[Saved data entries]
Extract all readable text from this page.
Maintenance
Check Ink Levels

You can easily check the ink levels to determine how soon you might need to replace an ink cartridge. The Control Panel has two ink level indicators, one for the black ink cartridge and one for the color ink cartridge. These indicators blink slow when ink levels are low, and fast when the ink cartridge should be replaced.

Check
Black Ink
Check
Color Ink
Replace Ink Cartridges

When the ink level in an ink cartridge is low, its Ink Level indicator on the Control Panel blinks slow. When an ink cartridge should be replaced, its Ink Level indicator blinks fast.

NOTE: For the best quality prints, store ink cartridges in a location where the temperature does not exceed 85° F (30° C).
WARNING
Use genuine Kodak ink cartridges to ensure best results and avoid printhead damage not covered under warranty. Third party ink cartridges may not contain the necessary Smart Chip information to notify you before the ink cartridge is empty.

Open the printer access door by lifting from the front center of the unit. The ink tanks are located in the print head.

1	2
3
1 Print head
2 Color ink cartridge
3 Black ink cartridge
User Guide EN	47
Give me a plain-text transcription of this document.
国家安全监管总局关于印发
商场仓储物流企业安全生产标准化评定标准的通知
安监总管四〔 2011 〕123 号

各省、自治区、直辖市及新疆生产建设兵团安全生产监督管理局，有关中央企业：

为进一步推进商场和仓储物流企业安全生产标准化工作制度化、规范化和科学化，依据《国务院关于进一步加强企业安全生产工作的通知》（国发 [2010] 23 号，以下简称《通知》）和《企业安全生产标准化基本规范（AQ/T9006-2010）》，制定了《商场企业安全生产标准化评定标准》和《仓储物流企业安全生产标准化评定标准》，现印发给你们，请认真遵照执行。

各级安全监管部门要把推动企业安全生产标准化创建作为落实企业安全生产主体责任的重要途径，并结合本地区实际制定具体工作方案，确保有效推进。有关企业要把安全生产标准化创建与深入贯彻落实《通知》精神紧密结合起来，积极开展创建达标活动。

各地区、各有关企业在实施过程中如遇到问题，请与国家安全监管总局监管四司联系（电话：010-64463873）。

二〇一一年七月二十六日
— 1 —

▸ **WRITTEN INSTRUCTION**:
Show every line in the records above that contains the word "this".

▸ **FINISHED EXERCISE**:
Extract all readable text from this page.
Give me a plain-text transcription of this document.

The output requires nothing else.